Data records:
_ _ _ _

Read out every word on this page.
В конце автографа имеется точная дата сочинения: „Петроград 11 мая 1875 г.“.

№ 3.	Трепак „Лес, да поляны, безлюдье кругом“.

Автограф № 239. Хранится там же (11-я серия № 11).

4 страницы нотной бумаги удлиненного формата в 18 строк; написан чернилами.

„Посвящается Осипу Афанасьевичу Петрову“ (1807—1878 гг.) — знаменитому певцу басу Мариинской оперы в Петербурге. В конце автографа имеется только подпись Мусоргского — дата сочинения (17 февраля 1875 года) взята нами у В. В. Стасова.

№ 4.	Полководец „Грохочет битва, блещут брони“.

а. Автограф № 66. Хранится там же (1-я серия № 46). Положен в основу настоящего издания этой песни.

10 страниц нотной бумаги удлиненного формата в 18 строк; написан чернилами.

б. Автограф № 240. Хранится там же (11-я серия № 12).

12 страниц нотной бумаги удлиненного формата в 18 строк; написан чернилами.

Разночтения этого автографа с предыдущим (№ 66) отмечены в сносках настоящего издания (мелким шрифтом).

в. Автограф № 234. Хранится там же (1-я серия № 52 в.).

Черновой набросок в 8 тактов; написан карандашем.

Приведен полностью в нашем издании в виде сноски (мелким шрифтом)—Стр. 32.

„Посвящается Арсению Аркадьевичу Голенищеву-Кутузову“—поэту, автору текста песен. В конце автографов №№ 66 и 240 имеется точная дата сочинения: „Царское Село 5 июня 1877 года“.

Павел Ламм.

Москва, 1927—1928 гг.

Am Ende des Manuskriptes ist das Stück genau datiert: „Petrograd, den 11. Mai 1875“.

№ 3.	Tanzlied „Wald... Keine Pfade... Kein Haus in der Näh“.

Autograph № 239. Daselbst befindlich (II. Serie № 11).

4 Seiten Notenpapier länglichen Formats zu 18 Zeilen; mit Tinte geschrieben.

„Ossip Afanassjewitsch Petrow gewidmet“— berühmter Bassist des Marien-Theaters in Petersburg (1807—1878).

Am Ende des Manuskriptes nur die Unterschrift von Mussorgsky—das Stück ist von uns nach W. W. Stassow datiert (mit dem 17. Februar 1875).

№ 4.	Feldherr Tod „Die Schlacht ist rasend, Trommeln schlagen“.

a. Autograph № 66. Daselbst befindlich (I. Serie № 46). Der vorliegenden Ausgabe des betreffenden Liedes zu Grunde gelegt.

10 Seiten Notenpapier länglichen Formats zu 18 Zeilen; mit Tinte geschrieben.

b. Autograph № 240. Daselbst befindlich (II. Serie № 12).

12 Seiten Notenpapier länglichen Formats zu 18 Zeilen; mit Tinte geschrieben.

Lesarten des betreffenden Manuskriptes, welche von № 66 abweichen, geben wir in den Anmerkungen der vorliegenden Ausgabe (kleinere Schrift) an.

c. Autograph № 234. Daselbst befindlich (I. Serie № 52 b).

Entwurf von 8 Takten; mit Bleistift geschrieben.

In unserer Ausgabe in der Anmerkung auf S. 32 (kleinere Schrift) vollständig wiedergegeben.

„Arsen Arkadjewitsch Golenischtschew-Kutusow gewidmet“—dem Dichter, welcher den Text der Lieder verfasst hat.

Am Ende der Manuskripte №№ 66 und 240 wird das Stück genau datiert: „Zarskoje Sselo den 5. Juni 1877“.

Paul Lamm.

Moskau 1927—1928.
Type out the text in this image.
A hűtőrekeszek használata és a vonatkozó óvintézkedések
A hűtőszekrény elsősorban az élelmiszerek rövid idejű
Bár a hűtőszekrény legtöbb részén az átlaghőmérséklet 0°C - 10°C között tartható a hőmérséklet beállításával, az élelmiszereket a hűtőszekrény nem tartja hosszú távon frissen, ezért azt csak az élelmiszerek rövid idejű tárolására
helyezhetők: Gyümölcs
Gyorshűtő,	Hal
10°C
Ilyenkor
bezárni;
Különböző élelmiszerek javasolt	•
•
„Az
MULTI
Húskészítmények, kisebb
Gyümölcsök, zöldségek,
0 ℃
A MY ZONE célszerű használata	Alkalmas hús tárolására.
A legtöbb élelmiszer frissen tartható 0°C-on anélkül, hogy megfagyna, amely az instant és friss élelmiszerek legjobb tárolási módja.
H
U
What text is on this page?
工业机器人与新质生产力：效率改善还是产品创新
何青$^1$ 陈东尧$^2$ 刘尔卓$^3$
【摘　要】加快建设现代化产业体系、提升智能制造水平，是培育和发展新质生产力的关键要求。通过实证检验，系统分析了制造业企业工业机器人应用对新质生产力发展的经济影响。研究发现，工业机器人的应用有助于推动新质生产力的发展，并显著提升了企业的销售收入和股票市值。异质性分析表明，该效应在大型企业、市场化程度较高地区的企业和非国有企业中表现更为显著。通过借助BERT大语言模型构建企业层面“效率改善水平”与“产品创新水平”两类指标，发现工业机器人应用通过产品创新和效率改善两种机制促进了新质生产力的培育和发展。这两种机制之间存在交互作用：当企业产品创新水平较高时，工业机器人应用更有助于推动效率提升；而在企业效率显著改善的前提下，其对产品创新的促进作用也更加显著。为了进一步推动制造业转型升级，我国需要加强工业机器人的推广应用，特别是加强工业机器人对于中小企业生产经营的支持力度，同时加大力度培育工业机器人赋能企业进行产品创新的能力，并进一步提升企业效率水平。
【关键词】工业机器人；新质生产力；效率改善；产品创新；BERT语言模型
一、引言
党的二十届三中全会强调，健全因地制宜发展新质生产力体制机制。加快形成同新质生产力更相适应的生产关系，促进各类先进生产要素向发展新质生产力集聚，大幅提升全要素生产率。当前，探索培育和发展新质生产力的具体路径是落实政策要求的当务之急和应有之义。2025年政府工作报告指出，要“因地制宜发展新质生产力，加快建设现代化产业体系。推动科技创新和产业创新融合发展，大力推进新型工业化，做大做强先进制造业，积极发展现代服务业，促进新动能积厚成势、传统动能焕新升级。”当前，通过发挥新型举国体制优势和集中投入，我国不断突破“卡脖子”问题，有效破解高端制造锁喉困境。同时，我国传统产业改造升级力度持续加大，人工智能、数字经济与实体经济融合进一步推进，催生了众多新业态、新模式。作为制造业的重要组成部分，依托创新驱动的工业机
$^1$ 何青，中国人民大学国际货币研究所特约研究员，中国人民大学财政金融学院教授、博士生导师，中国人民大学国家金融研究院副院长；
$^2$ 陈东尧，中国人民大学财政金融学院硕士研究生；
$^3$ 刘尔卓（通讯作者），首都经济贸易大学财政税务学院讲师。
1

_ _ _ _

What is asked:
Extract all of the material exactly as it is written.

Final result:
Read out every word on this page.
В конце автографа имеется точная дата сочинения: „Петроград 11 мая 1875 г.“.

№ 3.	Трепак „Лес, да поляны, безлюдье кругом“.

Автограф № 239. Хранится там же (11-я серия № 11).

4 страницы нотной бумаги удлиненного формата в 18 строк; написан чернилами.

„Посвящается Осипу Афанасьевичу Петрову“ (1807—1878 гг.) — знаменитому певцу басу Мариинской оперы в Петербурге. В конце автографа имеется только подпись Мусоргского — дата сочинения (17 февраля 1875 года) взята нами у В. В. Стасова.

№ 4.	Полководец „Грохочет битва, блещут брони“.

а. Автограф № 66. Хранится там же (1-я серия № 46). Положен в основу настоящего издания этой песни.

10 страниц нотной бумаги удлиненного формата в 18 строк; написан чернилами.

б. Автограф № 240. Хранится там же (11-я серия № 12).

12 страниц нотной бумаги удлиненного формата в 18 строк; написан чернилами.

Разночтения этого автографа с предыдущим (№ 66) отмечены в сносках настоящего издания (мелким шрифтом).

в. Автограф № 234. Хранится там же (1-я серия № 52 в.).

Черновой набросок в 8 тактов; написан карандашем.

Приведен полностью в нашем издании в виде сноски (мелким шрифтом)—Стр. 32.

„Посвящается Арсению Аркадьевичу Голенищеву-Кутузову“—поэту, автору текста песен. В конце автографов №№ 66 и 240 имеется точная дата сочинения: „Царское Село 5 июня 1877 года“.

Павел Ламм.

Москва, 1927—1928 гг.

Am Ende des Manuskriptes ist das Stück genau datiert: „Petrograd, den 11. Mai 1875“.

№ 3.	Tanzlied „Wald... Keine Pfade... Kein Haus in der Näh“.

Autograph № 239. Daselbst befindlich (II. Serie № 11).

4 Seiten Notenpapier länglichen Formats zu 18 Zeilen; mit Tinte geschrieben.

„Ossip Afanassjewitsch Petrow gewidmet“— berühmter Bassist des Marien-Theaters in Petersburg (1807—1878).

Am Ende des Manuskriptes nur die Unterschrift von Mussorgsky—das Stück ist von uns nach W. W. Stassow datiert (mit dem 17. Februar 1875).

№ 4.	Feldherr Tod „Die Schlacht ist rasend, Trommeln schlagen“.

a. Autograph № 66. Daselbst befindlich (I. Serie № 46). Der vorliegenden Ausgabe des betreffenden Liedes zu Grunde gelegt.

10 Seiten Notenpapier länglichen Formats zu 18 Zeilen; mit Tinte geschrieben.

b. Autograph № 240. Daselbst befindlich (II. Serie № 12).

12 Seiten Notenpapier länglichen Formats zu 18 Zeilen; mit Tinte geschrieben.

Lesarten des betreffenden Manuskriptes, welche von № 66 abweichen, geben wir in den Anmerkungen der vorliegenden Ausgabe (kleinere Schrift) an.

c. Autograph № 234. Daselbst befindlich (I. Serie № 52 b).

Entwurf von 8 Takten; mit Bleistift geschrieben.

In unserer Ausgabe in der Anmerkung auf S. 32 (kleinere Schrift) vollständig wiedergegeben.

„Arsen Arkadjewitsch Golenischtschew-Kutusow gewidmet“—dem Dichter, welcher den Text der Lieder verfasst hat.

Am Ende der Manuskripte №№ 66 und 240 wird das Stück genau datiert: „Zarskoje Sselo den 5. Juni 1877“.

Paul Lamm.

Moskau 1927—1928.
Type out the text in this image.
A hűtőrekeszek használata és a vonatkozó óvintézkedések
A hűtőszekrény elsősorban az élelmiszerek rövid idejű
Bár a hűtőszekrény legtöbb részén az átlaghőmérséklet 0°C - 10°C között tartható a hőmérséklet beállításával, az élelmiszereket a hűtőszekrény nem tartja hosszú távon frissen, ezért azt csak az élelmiszerek rövid idejű tárolására
helyezhetők: Gyümölcs
Gyorshűtő,	Hal
10°C
Ilyenkor
bezárni;
Különböző élelmiszerek javasolt	•
•
„Az
MULTI
Húskészítmények, kisebb
Gyümölcsök, zöldségek,
0 ℃
A MY ZONE célszerű használata	Alkalmas hús tárolására.
A legtöbb élelmiszer frissen tartható 0°C-on anélkül, hogy megfagyna, amely az instant és friss élelmiszerek legjobb tárolási módja.
H
U
What text is on this page?
工业机器人与新质生产力：效率改善还是产品创新
何青$^1$ 陈东尧$^2$ 刘尔卓$^3$
【摘　要】加快建设现代化产业体系、提升智能制造水平，是培育和发展新质生产力的关键要求。通过实证检验，系统分析了制造业企业工业机器人应用对新质生产力发展的经济影响。研究发现，工业机器人的应用有助于推动新质生产力的发展，并显著提升了企业的销售收入和股票市值。异质性分析表明，该效应在大型企业、市场化程度较高地区的企业和非国有企业中表现更为显著。通过借助BERT大语言模型构建企业层面“效率改善水平”与“产品创新水平”两类指标，发现工业机器人应用通过产品创新和效率改善两种机制促进了新质生产力的培育和发展。这两种机制之间存在交互作用：当企业产品创新水平较高时，工业机器人应用更有助于推动效率提升；而在企业效率显著改善的前提下，其对产品创新的促进作用也更加显著。为了进一步推动制造业转型升级，我国需要加强工业机器人的推广应用，特别是加强工业机器人对于中小企业生产经营的支持力度，同时加大力度培育工业机器人赋能企业进行产品创新的能力，并进一步提升企业效率水平。
【关键词】工业机器人；新质生产力；效率改善；产品创新；BERT语言模型
一、引言
党的二十届三中全会强调，健全因地制宜发展新质生产力体制机制。加快形成同新质生产力更相适应的生产关系，促进各类先进生产要素向发展新质生产力集聚，大幅提升全要素生产率。当前，探索培育和发展新质生产力的具体路径是落实政策要求的当务之急和应有之义。2025年政府工作报告指出，要“因地制宜发展新质生产力，加快建设现代化产业体系。推动科技创新和产业创新融合发展，大力推进新型工业化，做大做强先进制造业，积极发展现代服务业，促进新动能积厚成势、传统动能焕新升级。”当前，通过发挥新型举国体制优势和集中投入，我国不断突破“卡脖子”问题，有效破解高端制造锁喉困境。同时，我国传统产业改造升级力度持续加大，人工智能、数字经济与实体经济融合进一步推进，催生了众多新业态、新模式。作为制造业的重要组成部分，依托创新驱动的工业机
$^1$ 何青，中国人民大学国际货币研究所特约研究员，中国人民大学财政金融学院教授、博士生导师，中国人民大学国家金融研究院副院长；
$^2$ 陈东尧，中国人民大学财政金融学院硕士研究生；
$^3$ 刘尔卓（通讯作者），首都经济贸易大学财政税务学院讲师。
1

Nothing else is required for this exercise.